** START TASK INPUTS **

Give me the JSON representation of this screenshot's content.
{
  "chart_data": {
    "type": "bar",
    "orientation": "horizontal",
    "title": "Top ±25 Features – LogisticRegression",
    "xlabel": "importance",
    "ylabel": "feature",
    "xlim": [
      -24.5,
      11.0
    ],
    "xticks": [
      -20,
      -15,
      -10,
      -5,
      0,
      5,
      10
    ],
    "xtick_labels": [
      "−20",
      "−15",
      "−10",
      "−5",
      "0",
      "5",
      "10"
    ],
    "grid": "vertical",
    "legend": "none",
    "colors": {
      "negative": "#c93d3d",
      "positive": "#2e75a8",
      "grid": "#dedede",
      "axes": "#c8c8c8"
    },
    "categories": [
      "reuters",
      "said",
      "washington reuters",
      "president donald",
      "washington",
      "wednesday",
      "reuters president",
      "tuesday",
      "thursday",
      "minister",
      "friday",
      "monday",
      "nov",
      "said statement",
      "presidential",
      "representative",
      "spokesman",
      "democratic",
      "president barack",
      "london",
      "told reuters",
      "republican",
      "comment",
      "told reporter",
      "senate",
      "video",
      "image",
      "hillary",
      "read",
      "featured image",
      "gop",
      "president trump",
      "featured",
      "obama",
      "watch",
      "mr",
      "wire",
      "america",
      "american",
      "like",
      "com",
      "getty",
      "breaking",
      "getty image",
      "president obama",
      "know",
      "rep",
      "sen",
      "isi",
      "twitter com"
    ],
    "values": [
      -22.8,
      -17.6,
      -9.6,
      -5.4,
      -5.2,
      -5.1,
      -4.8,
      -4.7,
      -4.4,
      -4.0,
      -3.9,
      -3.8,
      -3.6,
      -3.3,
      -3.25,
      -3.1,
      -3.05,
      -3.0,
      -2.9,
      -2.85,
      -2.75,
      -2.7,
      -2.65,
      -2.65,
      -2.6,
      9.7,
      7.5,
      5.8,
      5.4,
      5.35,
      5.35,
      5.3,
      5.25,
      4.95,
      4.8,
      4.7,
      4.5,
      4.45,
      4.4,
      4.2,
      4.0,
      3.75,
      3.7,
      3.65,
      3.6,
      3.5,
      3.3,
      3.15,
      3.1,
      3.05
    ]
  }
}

** END TASK INPUTS **

• _THE TASK_:
Which lines in the listing above hold the word "reuters"? Show each of them.

• _SOLUTION FOR THIS TASK_:
      "reuters",
      "washington reuters",
      "reuters president",
      "told reuters",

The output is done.